## SUPPLIED RECORDS
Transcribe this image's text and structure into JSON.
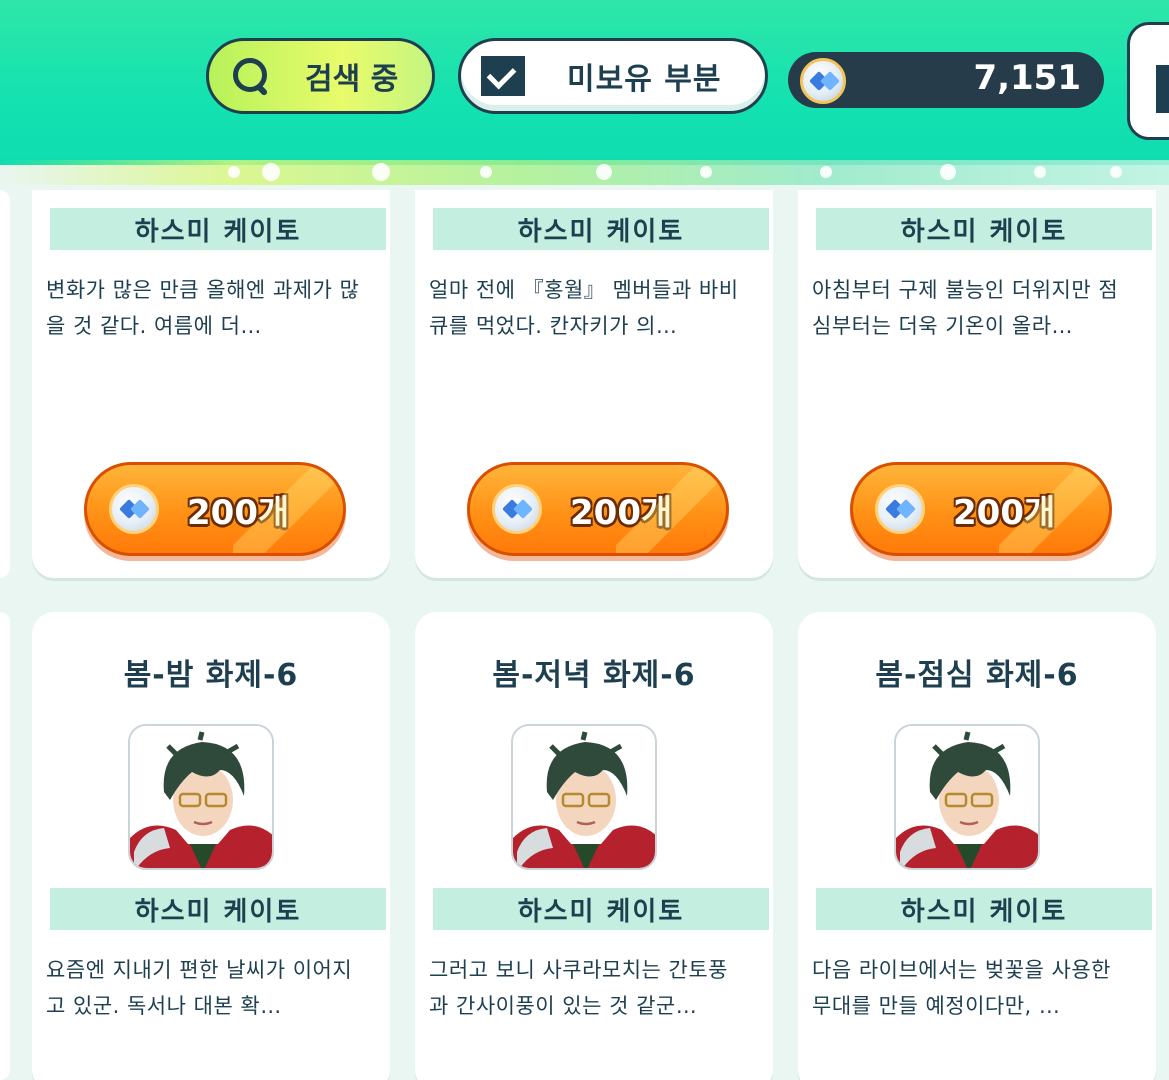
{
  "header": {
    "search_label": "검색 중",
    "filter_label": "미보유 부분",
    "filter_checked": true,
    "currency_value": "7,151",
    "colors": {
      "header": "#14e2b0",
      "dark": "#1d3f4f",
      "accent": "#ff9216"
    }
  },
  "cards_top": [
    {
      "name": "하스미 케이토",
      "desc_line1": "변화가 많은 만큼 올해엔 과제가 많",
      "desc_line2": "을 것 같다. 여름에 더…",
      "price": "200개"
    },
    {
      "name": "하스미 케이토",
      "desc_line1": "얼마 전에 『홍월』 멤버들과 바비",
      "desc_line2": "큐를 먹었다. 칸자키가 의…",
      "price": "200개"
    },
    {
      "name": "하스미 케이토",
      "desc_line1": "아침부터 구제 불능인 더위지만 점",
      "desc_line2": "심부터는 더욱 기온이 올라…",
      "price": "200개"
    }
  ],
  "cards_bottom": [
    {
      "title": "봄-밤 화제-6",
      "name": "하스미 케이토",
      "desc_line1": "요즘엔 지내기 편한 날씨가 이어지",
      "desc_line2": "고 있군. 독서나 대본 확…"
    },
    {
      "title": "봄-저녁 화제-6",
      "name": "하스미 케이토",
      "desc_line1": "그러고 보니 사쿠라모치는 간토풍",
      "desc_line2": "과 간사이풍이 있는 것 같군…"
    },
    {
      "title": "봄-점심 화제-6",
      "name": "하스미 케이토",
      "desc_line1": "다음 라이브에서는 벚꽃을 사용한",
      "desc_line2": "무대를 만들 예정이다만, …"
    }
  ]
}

## STATED EXERCISE
Return every line of the records exactly as given, pictures excluded.

## SOLUTION FOR THIS PROBLEM
Transcribe this image's text and structure into JSON.
{
  "header": {
    "search_label": "검색 중",
    "filter_label": "미보유 부분",
    "filter_checked": true,
    "currency_value": "7,151",
    "colors": {
      "header": "#14e2b0",
      "dark": "#1d3f4f",
      "accent": "#ff9216"
    }
  },
  "cards_top": [
    {
      "name": "하스미 케이토",
      "desc_line1": "변화가 많은 만큼 올해엔 과제가 많",
      "desc_line2": "을 것 같다. 여름에 더…",
      "price": "200개"
    },
    {
      "name": "하스미 케이토",
      "desc_line1": "얼마 전에 『홍월』 멤버들과 바비",
      "desc_line2": "큐를 먹었다. 칸자키가 의…",
      "price": "200개"
    },
    {
      "name": "하스미 케이토",
      "desc_line1": "아침부터 구제 불능인 더위지만 점",
      "desc_line2": "심부터는 더욱 기온이 올라…",
      "price": "200개"
    }
  ],
  "cards_bottom": [
    {
      "title": "봄-밤 화제-6",
      "name": "하스미 케이토",
      "desc_line1": "요즘엔 지내기 편한 날씨가 이어지",
      "desc_line2": "고 있군. 독서나 대본 확…"
    },
    {
      "title": "봄-저녁 화제-6",
      "name": "하스미 케이토",
      "desc_line1": "그러고 보니 사쿠라모치는 간토풍",
      "desc_line2": "과 간사이풍이 있는 것 같군…"
    },
    {
      "title": "봄-점심 화제-6",
      "name": "하스미 케이토",
      "desc_line1": "다음 라이브에서는 벚꽃을 사용한",
      "desc_line2": "무대를 만들 예정이다만, …"
    }
  ]
}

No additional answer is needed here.